All entries below are to be set down again, identical to the source.

(begin)

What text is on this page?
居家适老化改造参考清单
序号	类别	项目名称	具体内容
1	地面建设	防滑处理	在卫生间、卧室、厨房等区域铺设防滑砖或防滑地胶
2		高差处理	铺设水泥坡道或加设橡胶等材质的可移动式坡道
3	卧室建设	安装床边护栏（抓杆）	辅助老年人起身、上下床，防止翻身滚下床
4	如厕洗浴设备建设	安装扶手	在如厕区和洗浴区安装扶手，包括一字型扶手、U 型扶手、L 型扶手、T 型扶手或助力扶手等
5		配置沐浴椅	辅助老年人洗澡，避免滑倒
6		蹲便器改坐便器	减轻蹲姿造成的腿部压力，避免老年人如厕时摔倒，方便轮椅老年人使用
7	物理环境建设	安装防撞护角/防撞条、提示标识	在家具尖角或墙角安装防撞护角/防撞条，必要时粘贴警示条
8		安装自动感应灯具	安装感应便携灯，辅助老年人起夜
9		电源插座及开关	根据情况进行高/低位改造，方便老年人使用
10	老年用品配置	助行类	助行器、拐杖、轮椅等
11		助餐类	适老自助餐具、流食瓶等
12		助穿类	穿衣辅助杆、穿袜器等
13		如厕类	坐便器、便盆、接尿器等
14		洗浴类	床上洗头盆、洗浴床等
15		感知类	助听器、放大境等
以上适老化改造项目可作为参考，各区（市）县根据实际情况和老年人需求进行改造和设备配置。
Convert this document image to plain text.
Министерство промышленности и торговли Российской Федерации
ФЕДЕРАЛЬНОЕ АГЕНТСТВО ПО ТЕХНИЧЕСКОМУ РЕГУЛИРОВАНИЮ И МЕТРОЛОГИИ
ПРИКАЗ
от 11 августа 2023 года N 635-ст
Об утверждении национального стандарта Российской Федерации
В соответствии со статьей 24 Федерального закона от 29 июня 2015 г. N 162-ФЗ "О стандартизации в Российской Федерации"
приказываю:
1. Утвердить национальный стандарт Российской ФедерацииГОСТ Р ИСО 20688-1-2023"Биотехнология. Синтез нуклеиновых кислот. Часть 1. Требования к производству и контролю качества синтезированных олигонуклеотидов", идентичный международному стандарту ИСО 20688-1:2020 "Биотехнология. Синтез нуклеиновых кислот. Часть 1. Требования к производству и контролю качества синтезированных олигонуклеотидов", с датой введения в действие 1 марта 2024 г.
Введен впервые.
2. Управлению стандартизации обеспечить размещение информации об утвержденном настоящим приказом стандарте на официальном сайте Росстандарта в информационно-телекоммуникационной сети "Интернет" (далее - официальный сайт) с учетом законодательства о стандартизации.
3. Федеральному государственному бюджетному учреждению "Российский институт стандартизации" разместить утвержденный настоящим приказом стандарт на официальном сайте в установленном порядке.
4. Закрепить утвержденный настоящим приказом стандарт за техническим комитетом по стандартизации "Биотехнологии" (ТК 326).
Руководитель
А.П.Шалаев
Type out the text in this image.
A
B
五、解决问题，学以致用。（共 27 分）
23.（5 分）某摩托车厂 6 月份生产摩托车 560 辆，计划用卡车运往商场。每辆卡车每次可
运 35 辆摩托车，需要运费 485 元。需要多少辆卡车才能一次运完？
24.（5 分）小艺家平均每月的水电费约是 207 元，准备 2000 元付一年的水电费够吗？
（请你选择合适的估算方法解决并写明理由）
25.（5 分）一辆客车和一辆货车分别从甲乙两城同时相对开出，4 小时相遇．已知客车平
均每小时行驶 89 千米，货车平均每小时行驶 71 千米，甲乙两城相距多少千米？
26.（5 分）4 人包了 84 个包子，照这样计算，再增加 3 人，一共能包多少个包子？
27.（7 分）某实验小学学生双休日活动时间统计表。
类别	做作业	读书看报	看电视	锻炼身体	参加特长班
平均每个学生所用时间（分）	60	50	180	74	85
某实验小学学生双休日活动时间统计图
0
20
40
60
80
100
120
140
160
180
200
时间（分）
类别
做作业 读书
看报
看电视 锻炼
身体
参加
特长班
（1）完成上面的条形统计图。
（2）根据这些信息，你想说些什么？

(end)

§ **Response to this task**:
What text is on this page?
居家适老化改造参考清单
序号	类别	项目名称	具体内容
1	地面建设	防滑处理	在卫生间、卧室、厨房等区域铺设防滑砖或防滑地胶
2		高差处理	铺设水泥坡道或加设橡胶等材质的可移动式坡道
3	卧室建设	安装床边护栏（抓杆）	辅助老年人起身、上下床，防止翻身滚下床
4	如厕洗浴设备建设	安装扶手	在如厕区和洗浴区安装扶手，包括一字型扶手、U 型扶手、L 型扶手、T 型扶手或助力扶手等
5		配置沐浴椅	辅助老年人洗澡，避免滑倒
6		蹲便器改坐便器	减轻蹲姿造成的腿部压力，避免老年人如厕时摔倒，方便轮椅老年人使用
7	物理环境建设	安装防撞护角/防撞条、提示标识	在家具尖角或墙角安装防撞护角/防撞条，必要时粘贴警示条
8		安装自动感应灯具	安装感应便携灯，辅助老年人起夜
9		电源插座及开关	根据情况进行高/低位改造，方便老年人使用
10	老年用品配置	助行类	助行器、拐杖、轮椅等
11		助餐类	适老自助餐具、流食瓶等
12		助穿类	穿衣辅助杆、穿袜器等
13		如厕类	坐便器、便盆、接尿器等
14		洗浴类	床上洗头盆、洗浴床等
15		感知类	助听器、放大境等
以上适老化改造项目可作为参考，各区（市）县根据实际情况和老年人需求进行改造和设备配置。
Convert this document image to plain text.
Министерство промышленности и торговли Российской Федерации
ФЕДЕРАЛЬНОЕ АГЕНТСТВО ПО ТЕХНИЧЕСКОМУ РЕГУЛИРОВАНИЮ И МЕТРОЛОГИИ
ПРИКАЗ
от 11 августа 2023 года N 635-ст
Об утверждении национального стандарта Российской Федерации
В соответствии со статьей 24 Федерального закона от 29 июня 2015 г. N 162-ФЗ "О стандартизации в Российской Федерации"
приказываю:
1. Утвердить национальный стандарт Российской ФедерацииГОСТ Р ИСО 20688-1-2023"Биотехнология. Синтез нуклеиновых кислот. Часть 1. Требования к производству и контролю качества синтезированных олигонуклеотидов", идентичный международному стандарту ИСО 20688-1:2020 "Биотехнология. Синтез нуклеиновых кислот. Часть 1. Требования к производству и контролю качества синтезированных олигонуклеотидов", с датой введения в действие 1 марта 2024 г.
Введен впервые.
2. Управлению стандартизации обеспечить размещение информации об утвержденном настоящим приказом стандарте на официальном сайте Росстандарта в информационно-телекоммуникационной сети "Интернет" (далее - официальный сайт) с учетом законодательства о стандартизации.
3. Федеральному государственному бюджетному учреждению "Российский институт стандартизации" разместить утвержденный настоящим приказом стандарт на официальном сайте в установленном порядке.
4. Закрепить утвержденный настоящим приказом стандарт за техническим комитетом по стандартизации "Биотехнологии" (ТК 326).
Руководитель
А.П.Шалаев
Type out the text in this image.
A
B
五、解决问题，学以致用。（共 27 分）
23.（5 分）某摩托车厂 6 月份生产摩托车 560 辆，计划用卡车运往商场。每辆卡车每次可
运 35 辆摩托车，需要运费 485 元。需要多少辆卡车才能一次运完？
24.（5 分）小艺家平均每月的水电费约是 207 元，准备 2000 元付一年的水电费够吗？
（请你选择合适的估算方法解决并写明理由）
25.（5 分）一辆客车和一辆货车分别从甲乙两城同时相对开出，4 小时相遇．已知客车平
均每小时行驶 89 千米，货车平均每小时行驶 71 千米，甲乙两城相距多少千米？
26.（5 分）4 人包了 84 个包子，照这样计算，再增加 3 人，一共能包多少个包子？
27.（7 分）某实验小学学生双休日活动时间统计表。
类别	做作业	读书看报	看电视	锻炼身体	参加特长班
平均每个学生所用时间（分）	60	50	180	74	85
某实验小学学生双休日活动时间统计图
0
20
40
60
80
100
120
140
160
180
200
时间（分）
类别
做作业 读书
看报
看电视 锻炼
身体
参加
特长班
（1）完成上面的条形统计图。
（2）根据这些信息，你想说些什么？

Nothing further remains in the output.